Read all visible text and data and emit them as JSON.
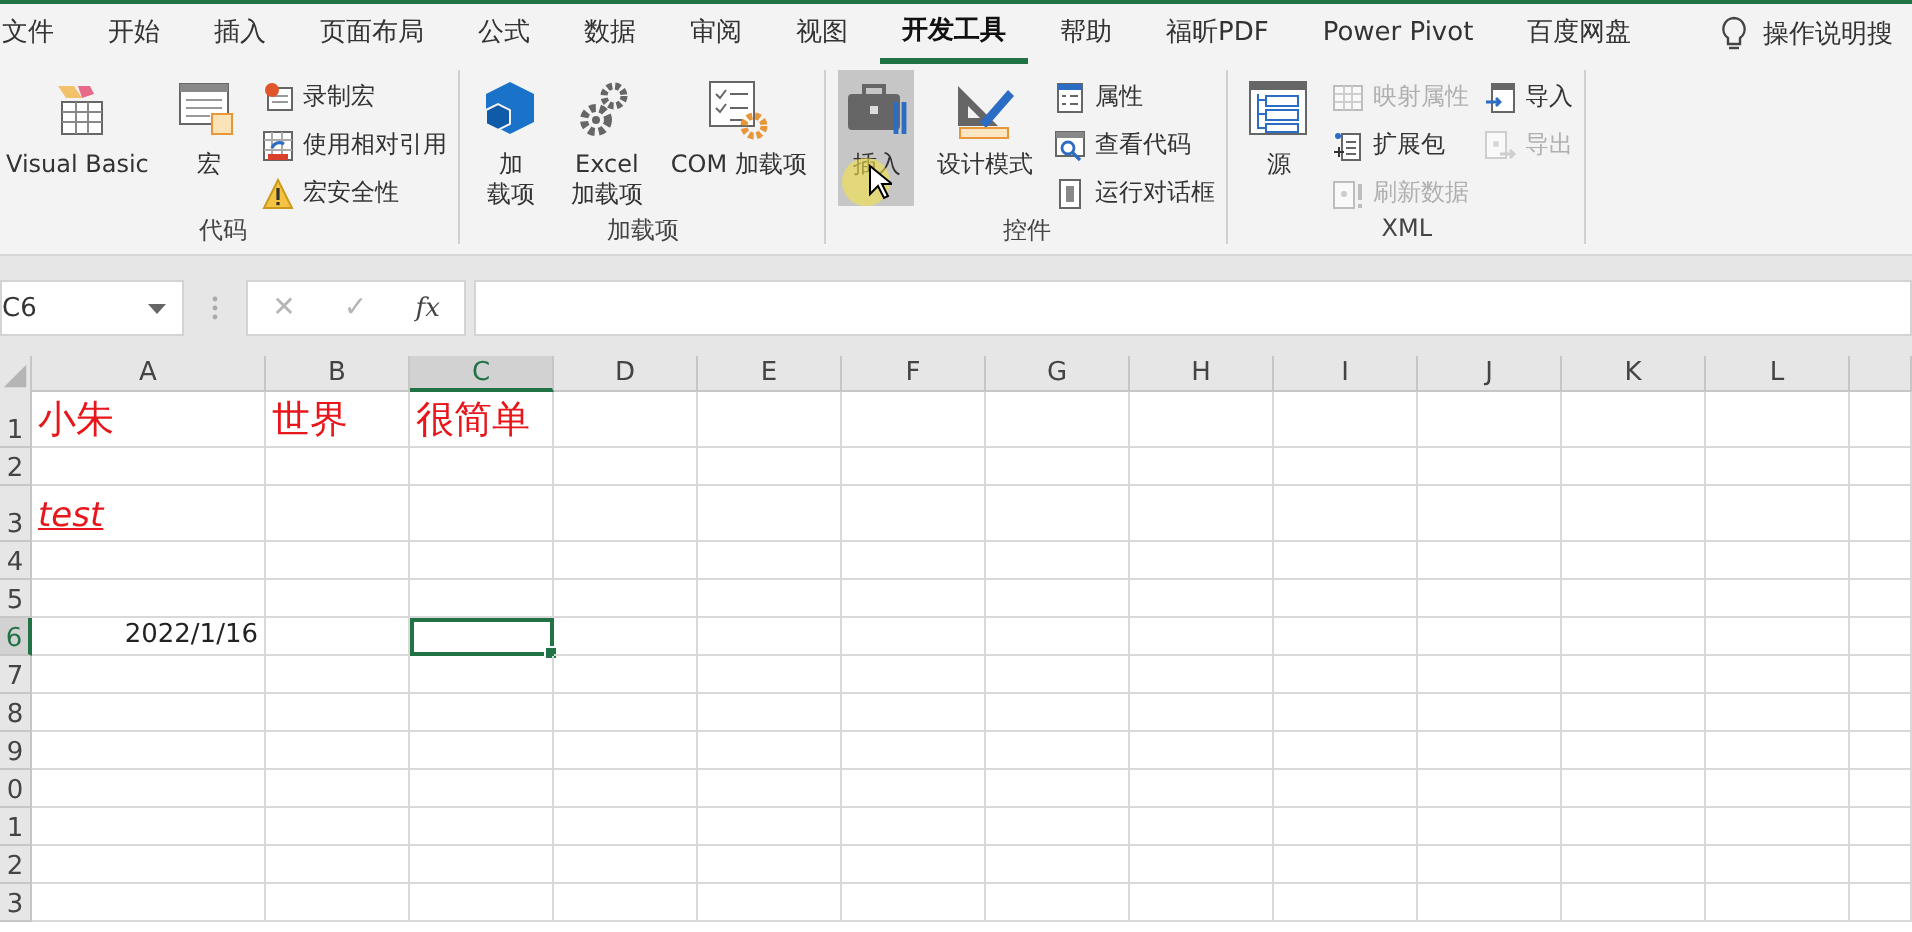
{
  "ribbon_tabs": [
    {
      "label": "文件",
      "selected": false
    },
    {
      "label": "开始",
      "selected": false
    },
    {
      "label": "插入",
      "selected": false
    },
    {
      "label": "页面布局",
      "selected": false
    },
    {
      "label": "公式",
      "selected": false
    },
    {
      "label": "数据",
      "selected": false
    },
    {
      "label": "审阅",
      "selected": false
    },
    {
      "label": "视图",
      "selected": false
    },
    {
      "label": "开发工具",
      "selected": true
    },
    {
      "label": "帮助",
      "selected": false
    },
    {
      "label": "福昕PDF",
      "selected": false
    },
    {
      "label": "Power Pivot",
      "selected": false
    },
    {
      "label": "百度网盘",
      "selected": false
    }
  ],
  "tell_me": {
    "label": "操作说明搜"
  },
  "ribbon_groups": [
    {
      "label": "代码",
      "controls": [
        {
          "kind": "large",
          "lines": [
            "Visual Basic"
          ],
          "disabled": false,
          "hovered": false
        },
        {
          "kind": "large",
          "lines": [
            "宏"
          ],
          "disabled": false,
          "hovered": false
        },
        {
          "kind": "stack",
          "items": [
            {
              "label": "录制宏",
              "disabled": false
            },
            {
              "label": "使用相对引用",
              "disabled": false
            },
            {
              "label": "宏安全性",
              "disabled": false
            }
          ]
        }
      ]
    },
    {
      "label": "加载项",
      "controls": [
        {
          "kind": "large",
          "lines": [
            "加",
            "载项"
          ],
          "disabled": false,
          "hovered": false
        },
        {
          "kind": "large",
          "lines": [
            "Excel",
            "加载项"
          ],
          "disabled": false,
          "hovered": false
        },
        {
          "kind": "large",
          "lines": [
            "COM 加载项"
          ],
          "disabled": false,
          "hovered": false
        }
      ]
    },
    {
      "label": "控件",
      "controls": [
        {
          "kind": "large",
          "lines": [
            "插入"
          ],
          "disabled": false,
          "hovered": true
        },
        {
          "kind": "large",
          "lines": [
            "设计模式"
          ],
          "disabled": false,
          "hovered": false
        },
        {
          "kind": "stack",
          "items": [
            {
              "label": "属性",
              "disabled": false
            },
            {
              "label": "查看代码",
              "disabled": false
            },
            {
              "label": "运行对话框",
              "disabled": false
            }
          ]
        }
      ]
    },
    {
      "label": "XML",
      "controls": [
        {
          "kind": "large",
          "lines": [
            "源"
          ],
          "disabled": false,
          "hovered": false
        },
        {
          "kind": "stack",
          "items": [
            {
              "label": "映射属性",
              "disabled": true
            },
            {
              "label": "扩展包",
              "disabled": false
            },
            {
              "label": "刷新数据",
              "disabled": true
            }
          ]
        },
        {
          "kind": "stack",
          "items": [
            {
              "label": "导入",
              "disabled": false
            },
            {
              "label": "导出",
              "disabled": true
            }
          ]
        }
      ]
    }
  ],
  "formula_bar": {
    "name_box": "C6",
    "cancel_button": "✕",
    "enter_button": "✓",
    "function_button": "fx"
  },
  "columns": [
    {
      "label": "A",
      "selected": false
    },
    {
      "label": "B",
      "selected": false
    },
    {
      "label": "C",
      "selected": true
    },
    {
      "label": "D",
      "selected": false
    },
    {
      "label": "E",
      "selected": false
    },
    {
      "label": "F",
      "selected": false
    },
    {
      "label": "G",
      "selected": false
    },
    {
      "label": "H",
      "selected": false
    },
    {
      "label": "I",
      "selected": false
    },
    {
      "label": "J",
      "selected": false
    },
    {
      "label": "K",
      "selected": false
    },
    {
      "label": "L",
      "selected": false
    }
  ],
  "rows": [
    {
      "label": "1",
      "selected": false,
      "cells": [
        {
          "text": "小朱",
          "kind": "heading",
          "selected": false
        },
        {
          "text": "世界",
          "kind": "heading",
          "selected": false
        },
        {
          "text": "很简单",
          "kind": "heading",
          "selected": false
        },
        {
          "selected": false
        },
        {
          "selected": false
        },
        {
          "selected": false
        },
        {
          "selected": false
        },
        {
          "selected": false
        },
        {
          "selected": false
        },
        {
          "selected": false
        },
        {
          "selected": false
        },
        {
          "selected": false
        }
      ]
    },
    {
      "label": "2",
      "selected": false,
      "cells": [
        {
          "selected": false
        },
        {
          "selected": false
        },
        {
          "selected": false
        },
        {
          "selected": false
        },
        {
          "selected": false
        },
        {
          "selected": false
        },
        {
          "selected": false
        },
        {
          "selected": false
        },
        {
          "selected": false
        },
        {
          "selected": false
        },
        {
          "selected": false
        },
        {
          "selected": false
        }
      ]
    },
    {
      "label": "3",
      "selected": false,
      "cells": [
        {
          "text": "test",
          "kind": "link",
          "selected": false
        },
        {
          "selected": false
        },
        {
          "selected": false
        },
        {
          "selected": false
        },
        {
          "selected": false
        },
        {
          "selected": false
        },
        {
          "selected": false
        },
        {
          "selected": false
        },
        {
          "selected": false
        },
        {
          "selected": false
        },
        {
          "selected": false
        },
        {
          "selected": false
        }
      ]
    },
    {
      "label": "4",
      "selected": false,
      "cells": [
        {
          "selected": false
        },
        {
          "selected": false
        },
        {
          "selected": false
        },
        {
          "selected": false
        },
        {
          "selected": false
        },
        {
          "selected": false
        },
        {
          "selected": false
        },
        {
          "selected": false
        },
        {
          "selected": false
        },
        {
          "selected": false
        },
        {
          "selected": false
        },
        {
          "selected": false
        }
      ]
    },
    {
      "label": "5",
      "selected": false,
      "cells": [
        {
          "selected": false
        },
        {
          "selected": false
        },
        {
          "selected": false
        },
        {
          "selected": false
        },
        {
          "selected": false
        },
        {
          "selected": false
        },
        {
          "selected": false
        },
        {
          "selected": false
        },
        {
          "selected": false
        },
        {
          "selected": false
        },
        {
          "selected": false
        },
        {
          "selected": false
        }
      ]
    },
    {
      "label": "6",
      "selected": true,
      "cells": [
        {
          "text": "2022/1/16",
          "kind": "number",
          "selected": false
        },
        {
          "selected": false
        },
        {
          "selected": true
        },
        {
          "selected": false
        },
        {
          "selected": false
        },
        {
          "selected": false
        },
        {
          "selected": false
        },
        {
          "selected": false
        },
        {
          "selected": false
        },
        {
          "selected": false
        },
        {
          "selected": false
        },
        {
          "selected": false
        }
      ]
    },
    {
      "label": "7",
      "selected": false,
      "cells": [
        {
          "selected": false
        },
        {
          "selected": false
        },
        {
          "selected": false
        },
        {
          "selected": false
        },
        {
          "selected": false
        },
        {
          "selected": false
        },
        {
          "selected": false
        },
        {
          "selected": false
        },
        {
          "selected": false
        },
        {
          "selected": false
        },
        {
          "selected": false
        },
        {
          "selected": false
        }
      ]
    },
    {
      "label": "8",
      "selected": false,
      "cells": [
        {
          "selected": false
        },
        {
          "selected": false
        },
        {
          "selected": false
        },
        {
          "selected": false
        },
        {
          "selected": false
        },
        {
          "selected": false
        },
        {
          "selected": false
        },
        {
          "selected": false
        },
        {
          "selected": false
        },
        {
          "selected": false
        },
        {
          "selected": false
        },
        {
          "selected": false
        }
      ]
    },
    {
      "label": "9",
      "selected": false,
      "cells": [
        {
          "selected": false
        },
        {
          "selected": false
        },
        {
          "selected": false
        },
        {
          "selected": false
        },
        {
          "selected": false
        },
        {
          "selected": false
        },
        {
          "selected": false
        },
        {
          "selected": false
        },
        {
          "selected": false
        },
        {
          "selected": false
        },
        {
          "selected": false
        },
        {
          "selected": false
        }
      ]
    },
    {
      "label": "0",
      "selected": false,
      "cells": [
        {
          "selected": false
        },
        {
          "selected": false
        },
        {
          "selected": false
        },
        {
          "selected": false
        },
        {
          "selected": false
        },
        {
          "selected": false
        },
        {
          "selected": false
        },
        {
          "selected": false
        },
        {
          "selected": false
        },
        {
          "selected": false
        },
        {
          "selected": false
        },
        {
          "selected": false
        }
      ]
    },
    {
      "label": "1",
      "selected": false,
      "cells": [
        {
          "selected": false
        },
        {
          "selected": false
        },
        {
          "selected": false
        },
        {
          "selected": false
        },
        {
          "selected": false
        },
        {
          "selected": false
        },
        {
          "selected": false
        },
        {
          "selected": false
        },
        {
          "selected": false
        },
        {
          "selected": false
        },
        {
          "selected": false
        },
        {
          "selected": false
        }
      ]
    },
    {
      "label": "2",
      "selected": false,
      "cells": [
        {
          "selected": false
        },
        {
          "selected": false
        },
        {
          "selected": false
        },
        {
          "selected": false
        },
        {
          "selected": false
        },
        {
          "selected": false
        },
        {
          "selected": false
        },
        {
          "selected": false
        },
        {
          "selected": false
        },
        {
          "selected": false
        },
        {
          "selected": false
        },
        {
          "selected": false
        }
      ]
    },
    {
      "label": "3",
      "selected": false,
      "cells": [
        {
          "selected": false
        },
        {
          "selected": false
        },
        {
          "selected": false
        },
        {
          "selected": false
        },
        {
          "selected": false
        },
        {
          "selected": false
        },
        {
          "selected": false
        },
        {
          "selected": false
        },
        {
          "selected": false
        },
        {
          "selected": false
        },
        {
          "selected": false
        },
        {
          "selected": false
        }
      ]
    }
  ]
}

══════

Select all lines in the listing above where the word "text" appears, and show them.

Read all visible text and data and emit them as JSON.
          "text": "小朱",
          "text": "世界",
          "text": "很简单",
          "text": "test",
          "text": "2022/1/16",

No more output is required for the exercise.